**SET PROBLEM**: Among the entries below, count the lines where the string "late" occurs, and give only the number.

**DATASET**:
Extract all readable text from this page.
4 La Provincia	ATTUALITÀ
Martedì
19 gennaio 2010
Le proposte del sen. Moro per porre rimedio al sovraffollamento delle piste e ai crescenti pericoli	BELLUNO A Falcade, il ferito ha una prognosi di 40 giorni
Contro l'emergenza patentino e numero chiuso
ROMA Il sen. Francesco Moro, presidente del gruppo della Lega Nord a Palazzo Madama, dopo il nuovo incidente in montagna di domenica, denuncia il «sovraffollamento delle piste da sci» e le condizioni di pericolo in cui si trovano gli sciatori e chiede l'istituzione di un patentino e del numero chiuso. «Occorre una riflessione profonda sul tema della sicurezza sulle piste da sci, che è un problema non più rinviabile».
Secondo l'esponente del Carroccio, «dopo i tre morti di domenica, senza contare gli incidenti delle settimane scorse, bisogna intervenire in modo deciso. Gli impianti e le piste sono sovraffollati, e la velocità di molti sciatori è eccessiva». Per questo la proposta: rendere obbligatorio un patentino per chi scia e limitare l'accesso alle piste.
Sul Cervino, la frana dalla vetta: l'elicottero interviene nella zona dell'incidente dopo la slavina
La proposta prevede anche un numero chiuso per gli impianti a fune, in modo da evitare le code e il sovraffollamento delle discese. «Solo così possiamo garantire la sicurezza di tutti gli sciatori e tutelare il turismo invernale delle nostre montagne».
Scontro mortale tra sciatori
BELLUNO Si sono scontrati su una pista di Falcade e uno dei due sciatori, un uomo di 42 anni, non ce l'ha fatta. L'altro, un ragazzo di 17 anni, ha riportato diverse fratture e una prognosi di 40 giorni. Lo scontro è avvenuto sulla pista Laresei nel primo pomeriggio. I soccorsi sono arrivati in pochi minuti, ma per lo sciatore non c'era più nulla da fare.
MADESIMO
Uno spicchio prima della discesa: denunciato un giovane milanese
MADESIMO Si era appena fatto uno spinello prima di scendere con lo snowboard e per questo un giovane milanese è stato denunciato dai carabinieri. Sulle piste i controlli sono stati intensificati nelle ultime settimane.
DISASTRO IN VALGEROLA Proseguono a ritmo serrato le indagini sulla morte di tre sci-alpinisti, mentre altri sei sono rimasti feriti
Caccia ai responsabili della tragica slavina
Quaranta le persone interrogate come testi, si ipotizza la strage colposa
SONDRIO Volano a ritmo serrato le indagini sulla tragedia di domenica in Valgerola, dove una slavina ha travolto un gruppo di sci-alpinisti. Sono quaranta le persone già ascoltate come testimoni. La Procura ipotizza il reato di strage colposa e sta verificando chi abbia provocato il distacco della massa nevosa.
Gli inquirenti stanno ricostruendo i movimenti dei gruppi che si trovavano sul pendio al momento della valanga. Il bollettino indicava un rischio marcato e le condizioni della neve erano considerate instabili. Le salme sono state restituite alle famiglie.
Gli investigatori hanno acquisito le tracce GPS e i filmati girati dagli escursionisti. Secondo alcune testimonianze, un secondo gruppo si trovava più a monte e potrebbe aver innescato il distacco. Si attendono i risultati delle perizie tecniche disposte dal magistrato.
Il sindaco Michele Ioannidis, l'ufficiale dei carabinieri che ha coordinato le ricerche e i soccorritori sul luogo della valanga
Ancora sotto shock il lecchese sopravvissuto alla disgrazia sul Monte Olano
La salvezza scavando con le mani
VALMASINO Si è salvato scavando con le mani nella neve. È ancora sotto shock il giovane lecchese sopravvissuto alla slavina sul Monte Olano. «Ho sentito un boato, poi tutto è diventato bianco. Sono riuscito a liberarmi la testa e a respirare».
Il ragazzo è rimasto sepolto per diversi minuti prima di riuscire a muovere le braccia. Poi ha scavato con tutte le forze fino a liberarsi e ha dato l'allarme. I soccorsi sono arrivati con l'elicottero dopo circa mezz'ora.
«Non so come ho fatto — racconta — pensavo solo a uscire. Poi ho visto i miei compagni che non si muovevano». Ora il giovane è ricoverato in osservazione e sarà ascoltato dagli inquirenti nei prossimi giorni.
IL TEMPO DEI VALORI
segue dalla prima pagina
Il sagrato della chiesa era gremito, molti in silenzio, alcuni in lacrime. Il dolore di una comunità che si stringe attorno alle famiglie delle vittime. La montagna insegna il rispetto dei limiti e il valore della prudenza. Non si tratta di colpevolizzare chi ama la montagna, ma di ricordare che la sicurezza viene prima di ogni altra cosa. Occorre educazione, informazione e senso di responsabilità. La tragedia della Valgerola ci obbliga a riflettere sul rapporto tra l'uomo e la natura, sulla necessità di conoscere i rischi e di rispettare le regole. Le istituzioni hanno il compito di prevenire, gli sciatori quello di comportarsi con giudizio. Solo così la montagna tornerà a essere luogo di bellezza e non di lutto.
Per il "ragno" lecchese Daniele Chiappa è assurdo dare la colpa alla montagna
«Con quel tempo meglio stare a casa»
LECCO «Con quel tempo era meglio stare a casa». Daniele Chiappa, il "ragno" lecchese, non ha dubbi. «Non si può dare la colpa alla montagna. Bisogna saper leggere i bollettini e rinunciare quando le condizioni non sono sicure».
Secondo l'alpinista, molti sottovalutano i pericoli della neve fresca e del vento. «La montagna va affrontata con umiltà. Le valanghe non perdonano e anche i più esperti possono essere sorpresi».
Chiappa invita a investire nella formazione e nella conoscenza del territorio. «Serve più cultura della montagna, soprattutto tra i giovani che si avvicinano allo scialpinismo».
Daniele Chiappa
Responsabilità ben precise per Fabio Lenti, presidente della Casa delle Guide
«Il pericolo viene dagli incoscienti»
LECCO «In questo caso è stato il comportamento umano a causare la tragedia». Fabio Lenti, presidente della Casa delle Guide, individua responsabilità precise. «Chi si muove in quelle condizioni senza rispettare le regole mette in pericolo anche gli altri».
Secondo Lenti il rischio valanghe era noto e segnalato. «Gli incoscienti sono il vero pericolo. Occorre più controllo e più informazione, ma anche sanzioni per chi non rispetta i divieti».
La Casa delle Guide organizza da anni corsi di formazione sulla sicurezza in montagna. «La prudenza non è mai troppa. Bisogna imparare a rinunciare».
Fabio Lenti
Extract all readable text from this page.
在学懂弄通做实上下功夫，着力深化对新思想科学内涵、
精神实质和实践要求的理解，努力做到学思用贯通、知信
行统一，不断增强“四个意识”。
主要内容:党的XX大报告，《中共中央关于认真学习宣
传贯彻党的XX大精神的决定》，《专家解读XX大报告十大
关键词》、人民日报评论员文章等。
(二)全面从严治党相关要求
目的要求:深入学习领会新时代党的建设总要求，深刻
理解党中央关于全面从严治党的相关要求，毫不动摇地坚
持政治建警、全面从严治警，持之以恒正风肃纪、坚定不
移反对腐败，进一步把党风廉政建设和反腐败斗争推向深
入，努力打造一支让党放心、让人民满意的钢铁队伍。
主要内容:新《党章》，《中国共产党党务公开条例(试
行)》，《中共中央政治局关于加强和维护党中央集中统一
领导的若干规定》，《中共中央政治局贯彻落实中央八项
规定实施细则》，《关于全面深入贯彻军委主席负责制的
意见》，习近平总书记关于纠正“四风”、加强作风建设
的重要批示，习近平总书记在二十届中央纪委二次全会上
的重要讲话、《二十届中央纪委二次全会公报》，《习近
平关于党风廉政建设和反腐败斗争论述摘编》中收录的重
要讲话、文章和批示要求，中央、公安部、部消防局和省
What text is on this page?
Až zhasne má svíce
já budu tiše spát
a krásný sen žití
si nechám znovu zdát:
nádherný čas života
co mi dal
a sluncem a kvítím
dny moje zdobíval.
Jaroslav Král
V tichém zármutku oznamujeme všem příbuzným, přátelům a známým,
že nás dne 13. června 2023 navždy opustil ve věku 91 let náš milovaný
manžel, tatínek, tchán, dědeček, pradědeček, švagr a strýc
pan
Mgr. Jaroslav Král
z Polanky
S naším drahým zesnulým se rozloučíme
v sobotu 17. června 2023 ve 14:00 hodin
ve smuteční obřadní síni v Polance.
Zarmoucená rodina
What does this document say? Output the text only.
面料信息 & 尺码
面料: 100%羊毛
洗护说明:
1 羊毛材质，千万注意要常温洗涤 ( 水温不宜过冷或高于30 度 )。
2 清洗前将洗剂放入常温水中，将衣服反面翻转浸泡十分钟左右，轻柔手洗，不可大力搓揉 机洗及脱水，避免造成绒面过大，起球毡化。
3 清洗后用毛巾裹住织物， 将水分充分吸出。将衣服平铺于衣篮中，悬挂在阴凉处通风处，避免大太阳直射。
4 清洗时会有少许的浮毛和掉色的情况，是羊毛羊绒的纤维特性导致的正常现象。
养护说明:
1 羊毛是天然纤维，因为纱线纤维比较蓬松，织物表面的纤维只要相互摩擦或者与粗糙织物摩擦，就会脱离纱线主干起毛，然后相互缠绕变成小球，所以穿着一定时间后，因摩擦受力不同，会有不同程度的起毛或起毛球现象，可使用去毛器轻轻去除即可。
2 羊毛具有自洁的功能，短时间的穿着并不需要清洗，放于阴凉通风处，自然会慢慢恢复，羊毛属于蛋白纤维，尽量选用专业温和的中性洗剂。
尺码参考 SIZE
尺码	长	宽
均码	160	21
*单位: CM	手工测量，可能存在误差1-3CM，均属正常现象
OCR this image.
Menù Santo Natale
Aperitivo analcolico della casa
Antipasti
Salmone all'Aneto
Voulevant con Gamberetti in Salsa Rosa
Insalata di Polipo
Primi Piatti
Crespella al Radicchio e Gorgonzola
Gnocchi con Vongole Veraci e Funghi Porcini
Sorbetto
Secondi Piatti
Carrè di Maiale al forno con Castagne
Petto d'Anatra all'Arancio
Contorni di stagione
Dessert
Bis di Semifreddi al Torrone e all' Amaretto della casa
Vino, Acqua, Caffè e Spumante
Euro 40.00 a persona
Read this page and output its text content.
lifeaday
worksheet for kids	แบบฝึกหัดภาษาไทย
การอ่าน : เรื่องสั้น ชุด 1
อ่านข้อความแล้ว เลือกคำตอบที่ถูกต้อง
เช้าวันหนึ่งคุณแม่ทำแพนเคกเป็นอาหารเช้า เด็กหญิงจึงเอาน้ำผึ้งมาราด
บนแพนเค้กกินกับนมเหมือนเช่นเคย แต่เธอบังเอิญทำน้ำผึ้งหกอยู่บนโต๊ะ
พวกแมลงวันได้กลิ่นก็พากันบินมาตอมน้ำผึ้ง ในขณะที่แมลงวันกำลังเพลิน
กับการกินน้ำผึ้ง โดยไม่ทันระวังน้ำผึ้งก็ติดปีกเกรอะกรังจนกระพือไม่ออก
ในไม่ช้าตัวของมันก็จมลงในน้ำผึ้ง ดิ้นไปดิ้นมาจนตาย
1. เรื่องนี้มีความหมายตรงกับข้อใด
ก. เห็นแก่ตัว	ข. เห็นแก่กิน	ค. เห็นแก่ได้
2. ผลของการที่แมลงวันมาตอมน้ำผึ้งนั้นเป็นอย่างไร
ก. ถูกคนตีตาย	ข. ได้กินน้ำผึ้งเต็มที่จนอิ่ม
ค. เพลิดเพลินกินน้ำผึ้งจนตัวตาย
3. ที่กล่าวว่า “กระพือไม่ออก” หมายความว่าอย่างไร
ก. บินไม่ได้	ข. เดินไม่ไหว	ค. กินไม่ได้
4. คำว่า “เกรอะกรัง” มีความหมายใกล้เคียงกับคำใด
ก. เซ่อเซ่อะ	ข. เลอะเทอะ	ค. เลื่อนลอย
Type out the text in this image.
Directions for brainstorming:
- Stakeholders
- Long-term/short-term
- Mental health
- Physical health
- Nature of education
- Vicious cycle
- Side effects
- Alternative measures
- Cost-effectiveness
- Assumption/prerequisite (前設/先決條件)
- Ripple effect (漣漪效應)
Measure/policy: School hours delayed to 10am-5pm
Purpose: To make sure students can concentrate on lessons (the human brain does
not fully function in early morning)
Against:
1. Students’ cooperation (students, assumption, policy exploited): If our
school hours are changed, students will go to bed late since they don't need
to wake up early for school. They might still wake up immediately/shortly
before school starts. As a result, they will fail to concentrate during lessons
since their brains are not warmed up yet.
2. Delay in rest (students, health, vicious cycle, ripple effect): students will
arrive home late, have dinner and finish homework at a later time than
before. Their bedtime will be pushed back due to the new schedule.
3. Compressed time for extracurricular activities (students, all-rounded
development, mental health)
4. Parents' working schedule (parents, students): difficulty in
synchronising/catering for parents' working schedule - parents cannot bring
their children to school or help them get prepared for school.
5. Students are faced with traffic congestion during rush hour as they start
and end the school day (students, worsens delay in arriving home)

**THE REPLY**: 2